Recorded data:
□ □ □ □ □

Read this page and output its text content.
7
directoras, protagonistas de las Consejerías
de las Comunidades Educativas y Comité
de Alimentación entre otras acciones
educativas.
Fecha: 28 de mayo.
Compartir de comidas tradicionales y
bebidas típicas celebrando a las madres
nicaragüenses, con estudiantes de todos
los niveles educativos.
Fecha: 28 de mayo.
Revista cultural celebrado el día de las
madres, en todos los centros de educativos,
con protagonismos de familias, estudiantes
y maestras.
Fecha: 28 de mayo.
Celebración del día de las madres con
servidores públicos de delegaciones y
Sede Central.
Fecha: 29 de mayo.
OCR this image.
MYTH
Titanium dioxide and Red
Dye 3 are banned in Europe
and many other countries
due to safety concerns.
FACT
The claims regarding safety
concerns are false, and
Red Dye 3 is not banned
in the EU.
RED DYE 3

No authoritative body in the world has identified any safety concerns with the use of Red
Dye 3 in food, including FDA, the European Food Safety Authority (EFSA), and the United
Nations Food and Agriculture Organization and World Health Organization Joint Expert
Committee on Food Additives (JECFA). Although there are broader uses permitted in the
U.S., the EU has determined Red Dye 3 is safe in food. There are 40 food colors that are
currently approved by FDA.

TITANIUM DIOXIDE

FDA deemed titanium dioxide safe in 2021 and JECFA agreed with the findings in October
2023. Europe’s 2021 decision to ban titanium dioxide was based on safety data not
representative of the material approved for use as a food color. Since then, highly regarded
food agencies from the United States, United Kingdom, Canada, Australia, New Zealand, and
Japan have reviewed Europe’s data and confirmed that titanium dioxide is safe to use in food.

□ □ □ □ □

EXERCISE REQUIREMENTS: Extract the complete data, matching each line exactly.

EXERCISE ANSWER:
Read this page and output its text content.
7
directoras, protagonistas de las Consejerías
de las Comunidades Educativas y Comité
de Alimentación entre otras acciones
educativas.
Fecha: 28 de mayo.
Compartir de comidas tradicionales y
bebidas típicas celebrando a las madres
nicaragüenses, con estudiantes de todos
los niveles educativos.
Fecha: 28 de mayo.
Revista cultural celebrado el día de las
madres, en todos los centros de educativos,
con protagonismos de familias, estudiantes
y maestras.
Fecha: 28 de mayo.
Celebración del día de las madres con
servidores públicos de delegaciones y
Sede Central.
Fecha: 29 de mayo.
OCR this image.
MYTH
Titanium dioxide and Red
Dye 3 are banned in Europe
and many other countries
due to safety concerns.
FACT
The claims regarding safety
concerns are false, and
Red Dye 3 is not banned
in the EU.
RED DYE 3

No authoritative body in the world has identified any safety concerns with the use of Red
Dye 3 in food, including FDA, the European Food Safety Authority (EFSA), and the United
Nations Food and Agriculture Organization and World Health Organization Joint Expert
Committee on Food Additives (JECFA). Although there are broader uses permitted in the
U.S., the EU has determined Red Dye 3 is safe in food. There are 40 food colors that are
currently approved by FDA.

TITANIUM DIOXIDE

FDA deemed titanium dioxide safe in 2021 and JECFA agreed with the findings in October
2023. Europe’s 2021 decision to ban titanium dioxide was based on safety data not
representative of the material approved for use as a food color. Since then, highly regarded
food agencies from the United States, United Kingdom, Canada, Australia, New Zealand, and
Japan have reviewed Europe’s data and confirmed that titanium dioxide is safe to use in food.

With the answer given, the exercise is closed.